Your task. Arrange every line in the items below as a numbered list, skipping any blank lines.

[Element and region data]
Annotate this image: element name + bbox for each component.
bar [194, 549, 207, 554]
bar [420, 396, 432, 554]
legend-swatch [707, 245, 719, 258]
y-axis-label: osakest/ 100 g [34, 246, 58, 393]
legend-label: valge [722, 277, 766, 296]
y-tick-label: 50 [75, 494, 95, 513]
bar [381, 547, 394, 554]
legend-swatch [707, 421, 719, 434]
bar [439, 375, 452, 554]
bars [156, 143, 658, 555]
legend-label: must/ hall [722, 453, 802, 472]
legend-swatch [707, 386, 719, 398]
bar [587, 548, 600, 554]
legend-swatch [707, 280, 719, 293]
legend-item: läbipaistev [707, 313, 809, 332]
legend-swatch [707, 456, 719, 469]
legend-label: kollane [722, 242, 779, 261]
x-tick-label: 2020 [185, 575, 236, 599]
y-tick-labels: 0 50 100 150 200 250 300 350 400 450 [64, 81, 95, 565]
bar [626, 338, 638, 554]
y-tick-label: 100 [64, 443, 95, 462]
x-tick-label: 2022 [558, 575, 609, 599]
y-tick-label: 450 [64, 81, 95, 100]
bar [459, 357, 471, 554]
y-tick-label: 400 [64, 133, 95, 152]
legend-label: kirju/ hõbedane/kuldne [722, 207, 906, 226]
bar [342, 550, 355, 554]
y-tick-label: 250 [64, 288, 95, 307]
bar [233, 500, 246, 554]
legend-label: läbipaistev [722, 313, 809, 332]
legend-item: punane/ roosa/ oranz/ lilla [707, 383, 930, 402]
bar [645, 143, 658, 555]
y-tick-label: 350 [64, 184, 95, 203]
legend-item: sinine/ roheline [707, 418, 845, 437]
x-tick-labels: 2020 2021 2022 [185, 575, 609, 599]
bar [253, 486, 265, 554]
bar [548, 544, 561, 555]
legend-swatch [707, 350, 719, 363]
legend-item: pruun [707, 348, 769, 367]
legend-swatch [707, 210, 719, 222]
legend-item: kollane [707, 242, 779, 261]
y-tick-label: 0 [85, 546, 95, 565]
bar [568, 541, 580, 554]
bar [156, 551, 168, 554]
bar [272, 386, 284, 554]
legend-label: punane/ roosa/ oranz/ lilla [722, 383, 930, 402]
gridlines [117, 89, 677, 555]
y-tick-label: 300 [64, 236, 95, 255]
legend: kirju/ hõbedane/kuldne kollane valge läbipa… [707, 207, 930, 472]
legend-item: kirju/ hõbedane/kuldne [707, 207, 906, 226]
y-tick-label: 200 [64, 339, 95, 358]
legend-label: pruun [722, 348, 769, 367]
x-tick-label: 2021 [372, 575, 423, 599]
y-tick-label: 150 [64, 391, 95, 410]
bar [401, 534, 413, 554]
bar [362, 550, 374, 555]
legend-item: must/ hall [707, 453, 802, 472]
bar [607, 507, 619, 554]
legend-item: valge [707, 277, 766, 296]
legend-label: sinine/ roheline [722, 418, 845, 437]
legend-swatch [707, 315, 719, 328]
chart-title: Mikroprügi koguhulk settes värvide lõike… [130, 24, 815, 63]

Answer below.
1. Annotate this image: element name + bbox for each component.
2. bar [194, 549, 207, 554]
3. bar [420, 396, 432, 554]
4. legend-swatch [707, 245, 719, 258]
5. y-axis-label: osakest/ 100 g [34, 246, 58, 393]
6. legend-label: valge [722, 277, 766, 296]
7. y-tick-label: 50 [75, 494, 95, 513]
8. bar [381, 547, 394, 554]
9. legend-swatch [707, 421, 719, 434]
10. bar [439, 375, 452, 554]
11. bars [156, 143, 658, 555]
12. legend-label: must/ hall [722, 453, 802, 472]
13. legend-swatch [707, 386, 719, 398]
14. bar [587, 548, 600, 554]
15. legend-swatch [707, 280, 719, 293]
16. legend-item: läbipaistev [707, 313, 809, 332]
17. legend-swatch [707, 456, 719, 469]
18. legend-label: kollane [722, 242, 779, 261]
19. x-tick-label: 2020 [185, 575, 236, 599]
20. y-tick-labels: 0 50 100 150 200 250 300 350 400 450 [64, 81, 95, 565]
21. bar [626, 338, 638, 554]
22. y-tick-label: 100 [64, 443, 95, 462]
23. x-tick-label: 2022 [558, 575, 609, 599]
24. y-tick-label: 450 [64, 81, 95, 100]
25. bar [459, 357, 471, 554]
26. y-tick-label: 400 [64, 133, 95, 152]
27. legend-label: kirju/ hõbedane/kuldne [722, 207, 906, 226]
28. bar [342, 550, 355, 554]
29. y-tick-label: 250 [64, 288, 95, 307]
30. bar [233, 500, 246, 554]
31. legend-label: läbipaistev [722, 313, 809, 332]
32. legend-item: punane/ roosa/ oranz/ lilla [707, 383, 930, 402]
33. bar [645, 143, 658, 555]
34. y-tick-label: 350 [64, 184, 95, 203]
35. legend-item: sinine/ roheline [707, 418, 845, 437]
36. x-tick-labels: 2020 2021 2022 [185, 575, 609, 599]
37. bar [253, 486, 265, 554]
38. bar [548, 544, 561, 555]
39. legend-swatch [707, 350, 719, 363]
40. legend-item: pruun [707, 348, 769, 367]
41. legend-swatch [707, 210, 719, 222]
42. legend-item: kollane [707, 242, 779, 261]
43. y-tick-label: 0 [85, 546, 95, 565]
44. bar [568, 541, 580, 554]
45. bar [156, 551, 168, 554]
46. bar [272, 386, 284, 554]
47. legend-label: punane/ roosa/ oranz/ lilla [722, 383, 930, 402]
48. gridlines [117, 89, 677, 555]
49. y-tick-label: 300 [64, 236, 95, 255]
50. legend: kirju/ hõbedane/kuldne kollane valge läbipa… [707, 207, 930, 472]
51. legend-item: kirju/ hõbedane/kuldne [707, 207, 906, 226]
52. y-tick-label: 200 [64, 339, 95, 358]
53. legend-label: pruun [722, 348, 769, 367]
54. x-tick-label: 2021 [372, 575, 423, 599]
55. y-tick-label: 150 [64, 391, 95, 410]
56. bar [401, 534, 413, 554]
57. bar [362, 550, 374, 555]
58. legend-item: must/ hall [707, 453, 802, 472]
59. bar [607, 507, 619, 554]
60. legend-item: valge [707, 277, 766, 296]
61. legend-label: sinine/ roheline [722, 418, 845, 437]
62. legend-swatch [707, 315, 719, 328]
63. chart-title: Mikroprügi koguhulk settes värvide lõike… [130, 24, 815, 63]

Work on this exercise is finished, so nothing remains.